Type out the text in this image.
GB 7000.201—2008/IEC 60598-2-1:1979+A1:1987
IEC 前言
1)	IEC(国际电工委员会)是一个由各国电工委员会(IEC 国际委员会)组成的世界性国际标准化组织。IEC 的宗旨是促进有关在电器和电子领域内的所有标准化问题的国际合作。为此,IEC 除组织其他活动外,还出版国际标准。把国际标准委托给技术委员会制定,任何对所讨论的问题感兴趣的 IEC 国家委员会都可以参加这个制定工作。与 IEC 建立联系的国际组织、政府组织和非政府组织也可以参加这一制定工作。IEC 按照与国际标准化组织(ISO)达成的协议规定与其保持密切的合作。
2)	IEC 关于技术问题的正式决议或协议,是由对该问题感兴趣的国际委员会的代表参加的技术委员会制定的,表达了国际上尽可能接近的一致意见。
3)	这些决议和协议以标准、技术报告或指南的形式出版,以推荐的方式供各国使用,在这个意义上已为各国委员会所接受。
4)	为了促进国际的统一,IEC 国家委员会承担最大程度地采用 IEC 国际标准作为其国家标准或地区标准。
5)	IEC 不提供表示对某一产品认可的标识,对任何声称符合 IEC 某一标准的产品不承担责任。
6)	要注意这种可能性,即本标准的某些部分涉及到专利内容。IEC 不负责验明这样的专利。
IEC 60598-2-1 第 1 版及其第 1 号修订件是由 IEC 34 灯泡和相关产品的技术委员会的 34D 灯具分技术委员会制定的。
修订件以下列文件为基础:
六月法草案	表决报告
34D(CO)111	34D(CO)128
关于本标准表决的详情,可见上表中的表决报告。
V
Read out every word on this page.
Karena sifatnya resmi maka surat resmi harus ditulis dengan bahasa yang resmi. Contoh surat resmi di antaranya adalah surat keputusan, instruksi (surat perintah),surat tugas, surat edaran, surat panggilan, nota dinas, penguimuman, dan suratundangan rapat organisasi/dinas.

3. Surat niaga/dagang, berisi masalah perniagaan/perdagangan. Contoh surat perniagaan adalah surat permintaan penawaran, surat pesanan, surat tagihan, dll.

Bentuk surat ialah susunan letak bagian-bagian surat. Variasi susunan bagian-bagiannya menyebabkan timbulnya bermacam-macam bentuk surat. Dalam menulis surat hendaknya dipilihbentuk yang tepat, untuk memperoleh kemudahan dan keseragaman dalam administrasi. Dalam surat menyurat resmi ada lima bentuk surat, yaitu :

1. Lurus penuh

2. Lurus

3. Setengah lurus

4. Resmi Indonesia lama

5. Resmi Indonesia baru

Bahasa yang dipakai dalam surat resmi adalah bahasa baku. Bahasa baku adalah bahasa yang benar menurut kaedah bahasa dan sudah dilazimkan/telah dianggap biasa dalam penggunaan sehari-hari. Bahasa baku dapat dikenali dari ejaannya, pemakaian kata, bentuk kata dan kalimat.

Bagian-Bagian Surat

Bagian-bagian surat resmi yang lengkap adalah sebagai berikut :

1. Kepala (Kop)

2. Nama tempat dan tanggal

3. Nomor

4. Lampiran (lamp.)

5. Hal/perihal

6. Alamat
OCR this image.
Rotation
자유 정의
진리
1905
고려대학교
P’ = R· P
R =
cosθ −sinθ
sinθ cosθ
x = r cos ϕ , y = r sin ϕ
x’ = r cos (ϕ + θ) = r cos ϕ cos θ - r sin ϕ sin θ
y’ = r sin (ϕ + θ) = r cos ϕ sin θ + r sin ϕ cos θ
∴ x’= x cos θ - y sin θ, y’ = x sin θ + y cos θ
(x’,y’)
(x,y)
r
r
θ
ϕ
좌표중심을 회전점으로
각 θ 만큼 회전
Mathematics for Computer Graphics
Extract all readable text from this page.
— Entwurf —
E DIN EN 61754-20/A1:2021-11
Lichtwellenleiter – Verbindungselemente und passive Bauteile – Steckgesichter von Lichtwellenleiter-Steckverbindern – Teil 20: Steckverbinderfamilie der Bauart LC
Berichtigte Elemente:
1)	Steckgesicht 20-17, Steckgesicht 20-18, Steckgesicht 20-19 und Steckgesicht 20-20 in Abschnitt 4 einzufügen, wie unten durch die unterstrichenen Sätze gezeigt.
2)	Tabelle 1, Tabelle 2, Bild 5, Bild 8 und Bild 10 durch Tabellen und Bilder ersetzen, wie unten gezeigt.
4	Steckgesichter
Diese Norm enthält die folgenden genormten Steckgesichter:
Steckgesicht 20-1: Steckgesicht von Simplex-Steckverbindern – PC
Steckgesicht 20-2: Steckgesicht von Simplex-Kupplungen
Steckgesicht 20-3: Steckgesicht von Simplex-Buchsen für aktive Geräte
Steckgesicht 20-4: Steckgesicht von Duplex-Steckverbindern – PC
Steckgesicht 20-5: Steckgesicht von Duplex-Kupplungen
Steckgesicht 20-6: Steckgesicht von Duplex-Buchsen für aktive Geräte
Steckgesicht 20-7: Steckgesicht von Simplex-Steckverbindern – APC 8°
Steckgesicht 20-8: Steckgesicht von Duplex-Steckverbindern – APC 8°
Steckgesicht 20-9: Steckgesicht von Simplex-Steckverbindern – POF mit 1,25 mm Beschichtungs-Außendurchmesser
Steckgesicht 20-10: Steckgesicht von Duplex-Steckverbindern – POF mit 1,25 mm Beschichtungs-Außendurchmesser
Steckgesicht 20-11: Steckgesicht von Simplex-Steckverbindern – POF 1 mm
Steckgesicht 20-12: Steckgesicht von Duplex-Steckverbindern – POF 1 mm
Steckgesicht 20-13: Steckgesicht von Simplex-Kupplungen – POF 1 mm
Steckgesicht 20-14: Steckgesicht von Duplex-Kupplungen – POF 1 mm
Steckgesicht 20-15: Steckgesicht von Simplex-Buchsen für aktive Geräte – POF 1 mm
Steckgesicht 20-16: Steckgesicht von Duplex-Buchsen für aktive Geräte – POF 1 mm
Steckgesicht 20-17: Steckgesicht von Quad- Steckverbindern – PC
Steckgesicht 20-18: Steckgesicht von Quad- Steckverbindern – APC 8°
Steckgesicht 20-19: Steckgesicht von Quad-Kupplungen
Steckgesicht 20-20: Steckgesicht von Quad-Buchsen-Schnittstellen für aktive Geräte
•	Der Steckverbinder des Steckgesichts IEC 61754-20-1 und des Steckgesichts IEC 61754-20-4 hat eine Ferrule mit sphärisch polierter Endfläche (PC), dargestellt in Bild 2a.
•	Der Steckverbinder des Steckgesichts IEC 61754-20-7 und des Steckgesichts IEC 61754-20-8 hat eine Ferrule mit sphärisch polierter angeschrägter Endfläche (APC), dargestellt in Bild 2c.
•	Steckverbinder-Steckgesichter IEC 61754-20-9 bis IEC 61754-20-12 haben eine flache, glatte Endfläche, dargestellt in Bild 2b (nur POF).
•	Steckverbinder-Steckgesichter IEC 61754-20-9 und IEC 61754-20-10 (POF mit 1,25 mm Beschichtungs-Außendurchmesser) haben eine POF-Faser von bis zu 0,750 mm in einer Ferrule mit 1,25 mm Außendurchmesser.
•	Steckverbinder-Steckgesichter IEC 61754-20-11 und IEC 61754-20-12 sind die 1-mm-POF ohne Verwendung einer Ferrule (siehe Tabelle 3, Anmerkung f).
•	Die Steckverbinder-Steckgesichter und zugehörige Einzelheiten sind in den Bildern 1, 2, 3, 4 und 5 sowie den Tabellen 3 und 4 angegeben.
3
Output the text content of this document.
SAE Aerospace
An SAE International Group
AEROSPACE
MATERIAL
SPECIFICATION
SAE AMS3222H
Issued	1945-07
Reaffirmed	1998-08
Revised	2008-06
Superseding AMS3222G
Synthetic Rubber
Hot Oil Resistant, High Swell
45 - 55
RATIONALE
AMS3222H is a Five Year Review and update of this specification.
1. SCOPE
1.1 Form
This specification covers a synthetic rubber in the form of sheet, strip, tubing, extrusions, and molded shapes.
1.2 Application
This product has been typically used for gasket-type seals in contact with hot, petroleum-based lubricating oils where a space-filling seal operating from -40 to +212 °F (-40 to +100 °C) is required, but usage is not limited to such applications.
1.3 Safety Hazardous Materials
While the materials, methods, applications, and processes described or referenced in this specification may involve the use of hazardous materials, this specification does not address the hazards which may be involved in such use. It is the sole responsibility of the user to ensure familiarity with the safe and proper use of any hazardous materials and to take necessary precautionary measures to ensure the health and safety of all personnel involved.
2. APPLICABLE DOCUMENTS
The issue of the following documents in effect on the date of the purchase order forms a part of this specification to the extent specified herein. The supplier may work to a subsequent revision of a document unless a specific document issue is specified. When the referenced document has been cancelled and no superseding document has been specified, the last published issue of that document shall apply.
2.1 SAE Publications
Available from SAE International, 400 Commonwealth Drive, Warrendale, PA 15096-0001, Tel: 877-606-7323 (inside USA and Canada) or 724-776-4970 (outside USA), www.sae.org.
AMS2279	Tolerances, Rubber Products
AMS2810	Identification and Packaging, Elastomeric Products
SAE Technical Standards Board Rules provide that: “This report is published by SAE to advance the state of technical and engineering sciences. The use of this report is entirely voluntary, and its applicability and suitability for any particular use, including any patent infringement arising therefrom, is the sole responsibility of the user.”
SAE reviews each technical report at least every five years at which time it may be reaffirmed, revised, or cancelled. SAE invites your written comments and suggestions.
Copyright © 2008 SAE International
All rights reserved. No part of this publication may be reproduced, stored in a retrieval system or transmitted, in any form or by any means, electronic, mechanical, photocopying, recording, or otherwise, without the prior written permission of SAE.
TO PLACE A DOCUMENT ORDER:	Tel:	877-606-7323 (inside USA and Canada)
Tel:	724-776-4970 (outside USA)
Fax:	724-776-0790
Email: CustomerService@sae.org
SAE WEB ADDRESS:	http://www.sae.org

> [Problem to work on]: In the entries above, find every line with the word "bahasa" and list it.

> [Answer in full]:
Karena sifatnya resmi maka surat resmi harus ditulis dengan bahasa yang resmi. Contoh surat resmi di antaranya adalah surat keputusan, instruksi (surat perintah),surat tugas, surat edaran, surat panggilan, nota dinas, penguimuman, dan suratundangan rapat organisasi/dinas.
Bahasa yang dipakai dalam surat resmi adalah bahasa baku. Bahasa baku adalah bahasa yang benar menurut kaedah bahasa dan sudah dilazimkan/telah dianggap biasa dalam penggunaan sehari-hari. Bahasa baku dapat dikenali dari ejaannya, pemakaian kata, bentuk kata dan kalimat.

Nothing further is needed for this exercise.